→ WHAT IS NEEDED
Copy every line of the material below without changing a single character.

Element location listings
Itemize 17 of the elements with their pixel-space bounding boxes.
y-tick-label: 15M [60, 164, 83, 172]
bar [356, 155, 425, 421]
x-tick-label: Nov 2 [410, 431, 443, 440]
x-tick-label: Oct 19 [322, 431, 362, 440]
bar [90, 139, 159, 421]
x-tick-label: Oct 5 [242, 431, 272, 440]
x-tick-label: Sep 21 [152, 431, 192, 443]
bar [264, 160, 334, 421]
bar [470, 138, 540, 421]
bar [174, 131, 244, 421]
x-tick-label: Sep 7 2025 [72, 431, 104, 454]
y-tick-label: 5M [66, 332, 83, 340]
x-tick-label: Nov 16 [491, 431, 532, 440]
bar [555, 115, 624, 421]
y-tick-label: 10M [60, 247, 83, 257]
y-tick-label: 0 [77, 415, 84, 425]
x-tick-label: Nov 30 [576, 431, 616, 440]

→ OUTPUT FOR THIS TASK
Itemize 17 of the elements with their pixel-space bounding boxes.
y-tick-label: 15M [60, 164, 83, 172]
bar [356, 155, 425, 421]
x-tick-label: Nov 2 [410, 431, 443, 440]
x-tick-label: Oct 19 [322, 431, 362, 440]
bar [90, 139, 159, 421]
x-tick-label: Oct 5 [242, 431, 272, 440]
x-tick-label: Sep 21 [152, 431, 192, 443]
bar [264, 160, 334, 421]
bar [470, 138, 540, 421]
bar [174, 131, 244, 421]
x-tick-label: Sep 7 2025 [72, 431, 104, 454]
y-tick-label: 5M [66, 332, 83, 340]
x-tick-label: Nov 16 [491, 431, 532, 440]
bar [555, 115, 624, 421]
y-tick-label: 10M [60, 247, 83, 257]
y-tick-label: 0 [77, 415, 84, 425]
x-tick-label: Nov 30 [576, 431, 616, 440]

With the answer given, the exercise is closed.